**What needs to be done:** Repeat every record below exactly, but leave out any pictures.

───── Records ─────

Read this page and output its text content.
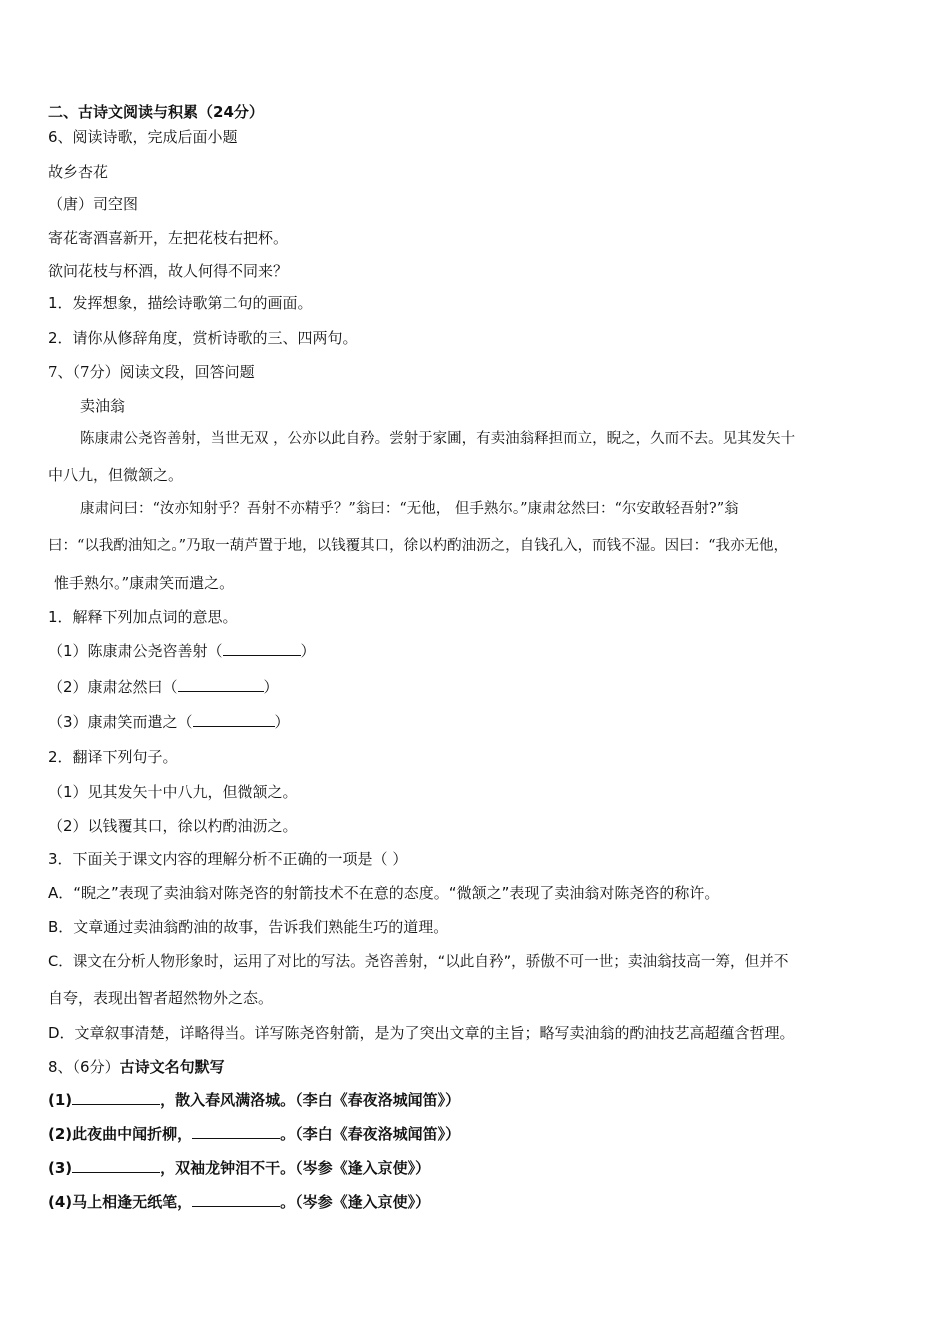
二、古诗文阅读与积累（24分）
6、阅读诗歌，完成后面小题
故乡杏花
（唐）司空图
寄花寄酒喜新开，左把花枝右把杯。
欲问花枝与杯酒，故人何得不同来？
1．发挥想象，描绘诗歌第二句的画面。
2．请你从修辞角度，赏析诗歌的三、四两句。
7、（7分）阅读文段，回答问题
卖油翁
陈康肃公尧咨善射，当世无双 ，公亦以此自矜。尝射于家圃，有卖油翁释担而立，睨之，久而不去。见其发矢十
中八九，但微颔之。
康肃问曰：“汝亦知射乎？吾射不亦精乎？”翁曰：“无他， 但手熟尔。”康肃忿然曰：“尔安敢轻吾射?”翁
曰：“以我酌油知之。”乃取一葫芦置于地，以钱覆其口，徐以杓酌油沥之，自钱孔入，而钱不湿。因曰：“我亦无他，
惟手熟尔。”康肃笑而遣之。
1．解释下列加点词的意思。
（1）陈康肃公尧咨善射（	）
（2）康肃忿然曰（	）
（3）康肃笑而遣之（	）
2．翻译下列句子。
（1）见其发矢十中八九，但微颔之。
（2）以钱覆其口，徐以杓酌油沥之。
3．下面关于课文内容的理解分析不正确的一项是（ ）
A．“睨之”表现了卖油翁对陈尧咨的射箭技术不在意的态度。“微颔之”表现了卖油翁对陈尧咨的称许。
B．文章通过卖油翁酌油的故事，告诉我们熟能生巧的道理。
C．课文在分析人物形象时，运用了对比的写法。尧咨善射，“以此自矜”，骄傲不可一世；卖油翁技高一筹，但并不
自夸，表现出智者超然物外之态。
D．文章叙事清楚，详略得当。详写陈尧咨射箭，是为了突出文章的主旨；略写卖油翁的酌油技艺高超蕴含哲理。
8、（6分）古诗文名句默写
(1)	，散入春风满洛城。（李白《春夜洛城闻笛》）
(2)此夜曲中闻折柳，	。（李白《春夜洛城闻笛》）
(3)	，双袖龙钟泪不干。（岑参《逢入京使》）
(4)马上相逢无纸笔，	。（岑参《逢入京使》）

─────

**Exercise response:**
Read this page and output its text content.
二、古诗文阅读与积累（24分）
6、阅读诗歌，完成后面小题
故乡杏花
（唐）司空图
寄花寄酒喜新开，左把花枝右把杯。
欲问花枝与杯酒，故人何得不同来？
1．发挥想象，描绘诗歌第二句的画面。
2．请你从修辞角度，赏析诗歌的三、四两句。
7、（7分）阅读文段，回答问题
卖油翁
陈康肃公尧咨善射，当世无双 ，公亦以此自矜。尝射于家圃，有卖油翁释担而立，睨之，久而不去。见其发矢十
中八九，但微颔之。
康肃问曰：“汝亦知射乎？吾射不亦精乎？”翁曰：“无他， 但手熟尔。”康肃忿然曰：“尔安敢轻吾射?”翁
曰：“以我酌油知之。”乃取一葫芦置于地，以钱覆其口，徐以杓酌油沥之，自钱孔入，而钱不湿。因曰：“我亦无他，
惟手熟尔。”康肃笑而遣之。
1．解释下列加点词的意思。
（1）陈康肃公尧咨善射（	）
（2）康肃忿然曰（	）
（3）康肃笑而遣之（	）
2．翻译下列句子。
（1）见其发矢十中八九，但微颔之。
（2）以钱覆其口，徐以杓酌油沥之。
3．下面关于课文内容的理解分析不正确的一项是（ ）
A．“睨之”表现了卖油翁对陈尧咨的射箭技术不在意的态度。“微颔之”表现了卖油翁对陈尧咨的称许。
B．文章通过卖油翁酌油的故事，告诉我们熟能生巧的道理。
C．课文在分析人物形象时，运用了对比的写法。尧咨善射，“以此自矜”，骄傲不可一世；卖油翁技高一筹，但并不
自夸，表现出智者超然物外之态。
D．文章叙事清楚，详略得当。详写陈尧咨射箭，是为了突出文章的主旨；略写卖油翁的酌油技艺高超蕴含哲理。
8、（6分）古诗文名句默写
(1)	，散入春风满洛城。（李白《春夜洛城闻笛》）
(2)此夜曲中闻折柳，	。（李白《春夜洛城闻笛》）
(3)	，双袖龙钟泪不干。（岑参《逢入京使》）
(4)马上相逢无纸笔，	。（岑参《逢入京使》）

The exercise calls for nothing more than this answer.